*** Given entries
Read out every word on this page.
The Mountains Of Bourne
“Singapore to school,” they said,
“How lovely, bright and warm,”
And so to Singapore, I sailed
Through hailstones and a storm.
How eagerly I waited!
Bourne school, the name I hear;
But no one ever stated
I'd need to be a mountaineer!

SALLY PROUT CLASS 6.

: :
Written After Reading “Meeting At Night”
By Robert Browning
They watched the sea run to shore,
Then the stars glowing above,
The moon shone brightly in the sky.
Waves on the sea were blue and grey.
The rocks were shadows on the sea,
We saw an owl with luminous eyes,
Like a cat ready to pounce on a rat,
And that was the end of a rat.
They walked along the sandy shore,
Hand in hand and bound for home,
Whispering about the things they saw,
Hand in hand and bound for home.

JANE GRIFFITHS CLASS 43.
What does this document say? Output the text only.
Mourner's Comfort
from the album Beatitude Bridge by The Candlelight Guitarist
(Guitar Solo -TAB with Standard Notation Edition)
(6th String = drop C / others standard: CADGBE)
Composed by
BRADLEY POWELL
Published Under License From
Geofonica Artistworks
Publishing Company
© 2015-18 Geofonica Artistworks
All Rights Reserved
******
**Instruction**:
Reproduce the full listing above, character for character.

**Answer to this task**:
Read out every word on this page.
The Mountains Of Bourne
“Singapore to school,” they said,
“How lovely, bright and warm,”
And so to Singapore, I sailed
Through hailstones and a storm.
How eagerly I waited!
Bourne school, the name I hear;
But no one ever stated
I'd need to be a mountaineer!

SALLY PROUT CLASS 6.

: :
Written After Reading “Meeting At Night”
By Robert Browning
They watched the sea run to shore,
Then the stars glowing above,
The moon shone brightly in the sky.
Waves on the sea were blue and grey.
The rocks were shadows on the sea,
We saw an owl with luminous eyes,
Like a cat ready to pounce on a rat,
And that was the end of a rat.
They walked along the sandy shore,
Hand in hand and bound for home,
Whispering about the things they saw,
Hand in hand and bound for home.

JANE GRIFFITHS CLASS 43.
What does this document say? Output the text only.
Mourner's Comfort
from the album Beatitude Bridge by The Candlelight Guitarist
(Guitar Solo -TAB with Standard Notation Edition)
(6th String = drop C / others standard: CADGBE)
Composed by
BRADLEY POWELL
Published Under License From
Geofonica Artistworks
Publishing Company
© 2015-18 Geofonica Artistworks
All Rights Reserved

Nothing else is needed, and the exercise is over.